(Task details)
Which lines in the records below contain the word "heating"? Copy each of them.
[start Material supplied]
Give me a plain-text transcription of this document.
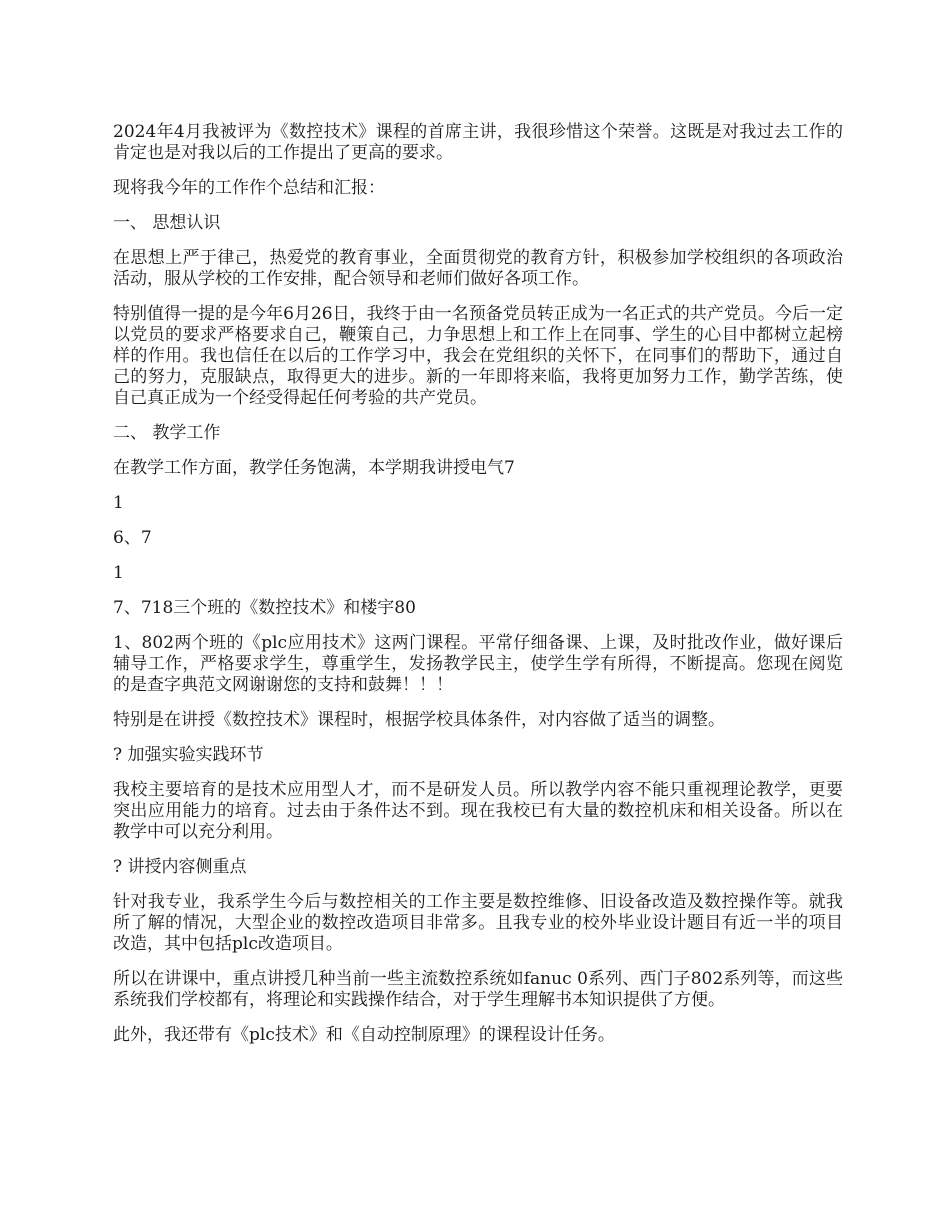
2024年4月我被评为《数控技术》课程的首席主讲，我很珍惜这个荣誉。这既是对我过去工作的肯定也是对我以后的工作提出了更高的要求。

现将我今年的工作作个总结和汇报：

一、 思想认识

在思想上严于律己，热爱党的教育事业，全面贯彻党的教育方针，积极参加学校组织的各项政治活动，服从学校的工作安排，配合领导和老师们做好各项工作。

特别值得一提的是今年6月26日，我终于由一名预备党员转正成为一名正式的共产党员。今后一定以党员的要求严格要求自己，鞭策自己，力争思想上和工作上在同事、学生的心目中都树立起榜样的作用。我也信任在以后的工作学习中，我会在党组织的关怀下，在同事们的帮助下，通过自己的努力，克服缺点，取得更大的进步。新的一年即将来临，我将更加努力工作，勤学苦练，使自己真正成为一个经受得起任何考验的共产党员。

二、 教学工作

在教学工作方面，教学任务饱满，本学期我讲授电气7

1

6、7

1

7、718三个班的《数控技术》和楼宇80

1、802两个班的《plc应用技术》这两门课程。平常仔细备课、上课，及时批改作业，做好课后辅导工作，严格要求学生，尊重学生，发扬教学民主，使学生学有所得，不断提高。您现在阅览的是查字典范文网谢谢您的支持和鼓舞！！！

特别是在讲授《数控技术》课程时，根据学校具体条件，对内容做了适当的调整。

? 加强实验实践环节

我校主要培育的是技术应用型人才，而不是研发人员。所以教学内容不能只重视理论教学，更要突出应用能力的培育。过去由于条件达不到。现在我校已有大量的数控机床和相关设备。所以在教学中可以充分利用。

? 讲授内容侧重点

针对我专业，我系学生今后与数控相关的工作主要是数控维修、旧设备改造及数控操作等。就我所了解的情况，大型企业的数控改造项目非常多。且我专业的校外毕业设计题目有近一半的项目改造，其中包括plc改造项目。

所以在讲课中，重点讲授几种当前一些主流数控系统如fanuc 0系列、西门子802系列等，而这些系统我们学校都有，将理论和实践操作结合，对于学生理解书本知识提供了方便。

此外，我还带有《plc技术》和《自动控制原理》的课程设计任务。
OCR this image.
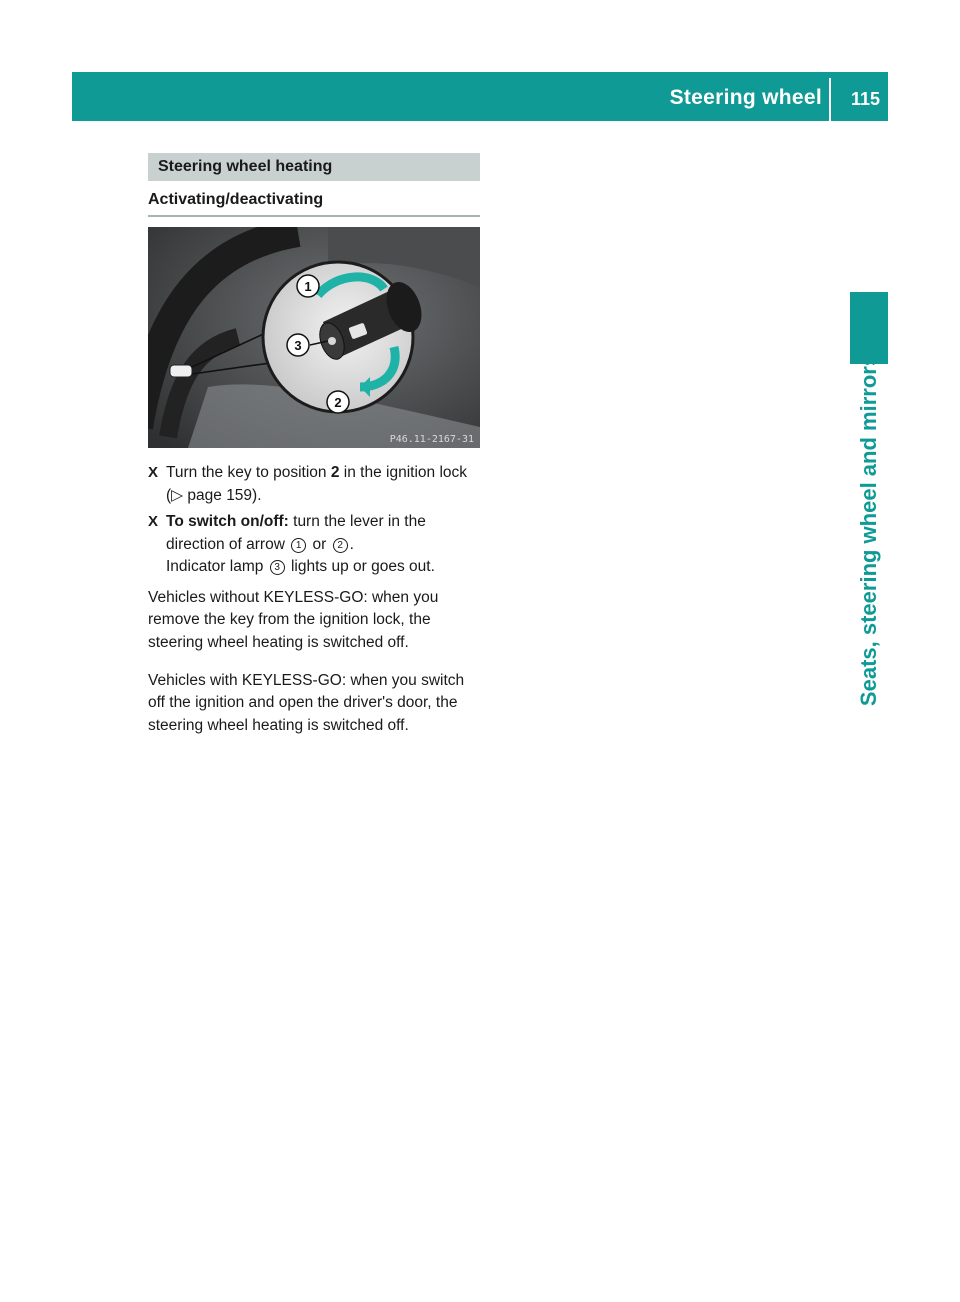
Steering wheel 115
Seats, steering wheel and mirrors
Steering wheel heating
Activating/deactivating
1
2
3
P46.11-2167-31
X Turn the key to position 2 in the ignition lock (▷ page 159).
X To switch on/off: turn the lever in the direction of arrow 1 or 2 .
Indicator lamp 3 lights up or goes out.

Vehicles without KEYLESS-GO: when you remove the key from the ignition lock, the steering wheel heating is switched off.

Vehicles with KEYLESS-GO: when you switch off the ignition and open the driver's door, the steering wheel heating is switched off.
[end Material supplied]
(Expected answer)
Steering wheel heating
Vehicles without KEYLESS-GO: when you remove the key from the ignition lock, the steering wheel heating is switched off.
Vehicles with KEYLESS-GO: when you switch off the ignition and open the driver's door, the steering wheel heating is switched off.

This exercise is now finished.